**Given instruction**
Identify and pull out each line of the entries in which "Read" occurs.
○ ○ ○ ○ ○
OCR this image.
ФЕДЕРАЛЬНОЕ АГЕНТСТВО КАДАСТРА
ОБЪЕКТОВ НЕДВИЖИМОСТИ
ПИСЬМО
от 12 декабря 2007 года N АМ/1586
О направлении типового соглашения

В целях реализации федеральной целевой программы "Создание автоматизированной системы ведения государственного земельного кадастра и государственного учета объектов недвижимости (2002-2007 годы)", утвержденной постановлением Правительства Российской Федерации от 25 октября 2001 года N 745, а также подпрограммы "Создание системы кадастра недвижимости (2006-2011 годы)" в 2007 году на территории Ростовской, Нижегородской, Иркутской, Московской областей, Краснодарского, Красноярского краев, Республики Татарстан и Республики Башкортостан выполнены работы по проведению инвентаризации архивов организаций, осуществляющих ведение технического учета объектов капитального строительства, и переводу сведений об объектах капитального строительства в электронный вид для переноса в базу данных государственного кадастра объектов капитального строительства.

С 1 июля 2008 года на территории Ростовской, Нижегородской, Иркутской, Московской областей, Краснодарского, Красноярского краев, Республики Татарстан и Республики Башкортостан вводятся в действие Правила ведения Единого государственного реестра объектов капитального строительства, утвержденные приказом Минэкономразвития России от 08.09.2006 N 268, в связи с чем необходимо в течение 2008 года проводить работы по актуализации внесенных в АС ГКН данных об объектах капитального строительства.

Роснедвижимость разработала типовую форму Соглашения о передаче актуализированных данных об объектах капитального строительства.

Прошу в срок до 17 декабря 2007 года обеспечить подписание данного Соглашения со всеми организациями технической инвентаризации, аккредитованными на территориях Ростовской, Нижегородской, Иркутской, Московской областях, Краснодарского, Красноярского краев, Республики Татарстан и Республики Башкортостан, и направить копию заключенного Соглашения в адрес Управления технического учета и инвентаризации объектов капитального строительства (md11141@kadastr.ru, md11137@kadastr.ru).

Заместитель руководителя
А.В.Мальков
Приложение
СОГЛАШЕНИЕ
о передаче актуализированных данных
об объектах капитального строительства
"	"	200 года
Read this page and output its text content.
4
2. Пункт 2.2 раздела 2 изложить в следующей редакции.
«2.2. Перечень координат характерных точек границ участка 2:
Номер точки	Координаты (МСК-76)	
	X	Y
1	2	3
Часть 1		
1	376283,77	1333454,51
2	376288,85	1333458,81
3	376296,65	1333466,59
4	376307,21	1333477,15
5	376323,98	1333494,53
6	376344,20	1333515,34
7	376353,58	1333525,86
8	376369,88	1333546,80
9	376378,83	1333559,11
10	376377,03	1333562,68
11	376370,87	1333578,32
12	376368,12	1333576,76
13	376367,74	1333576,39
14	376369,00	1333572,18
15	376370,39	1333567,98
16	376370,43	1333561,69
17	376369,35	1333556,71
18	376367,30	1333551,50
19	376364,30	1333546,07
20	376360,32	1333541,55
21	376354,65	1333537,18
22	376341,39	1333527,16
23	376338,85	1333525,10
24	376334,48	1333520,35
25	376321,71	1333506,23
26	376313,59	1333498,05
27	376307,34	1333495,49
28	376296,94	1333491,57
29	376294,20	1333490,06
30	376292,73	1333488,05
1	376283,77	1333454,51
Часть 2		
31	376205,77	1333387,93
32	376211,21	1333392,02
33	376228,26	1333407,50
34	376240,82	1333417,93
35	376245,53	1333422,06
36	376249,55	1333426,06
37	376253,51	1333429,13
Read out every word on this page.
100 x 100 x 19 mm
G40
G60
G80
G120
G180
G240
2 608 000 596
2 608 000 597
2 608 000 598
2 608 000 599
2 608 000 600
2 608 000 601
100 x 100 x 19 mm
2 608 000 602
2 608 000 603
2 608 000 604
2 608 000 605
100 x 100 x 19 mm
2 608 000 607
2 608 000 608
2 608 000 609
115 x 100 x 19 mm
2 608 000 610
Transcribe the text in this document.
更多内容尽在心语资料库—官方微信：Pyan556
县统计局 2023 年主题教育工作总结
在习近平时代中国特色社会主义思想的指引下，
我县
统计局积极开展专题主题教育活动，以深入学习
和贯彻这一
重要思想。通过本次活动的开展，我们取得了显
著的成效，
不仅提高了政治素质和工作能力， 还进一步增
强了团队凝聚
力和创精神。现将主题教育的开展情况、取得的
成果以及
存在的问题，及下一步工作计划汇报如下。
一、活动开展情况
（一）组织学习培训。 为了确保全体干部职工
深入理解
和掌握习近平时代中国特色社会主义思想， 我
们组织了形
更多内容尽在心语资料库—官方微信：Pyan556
○ ○ ○ ○ ○
**The response**
Read this page and output its text content.
Read out every word on this page.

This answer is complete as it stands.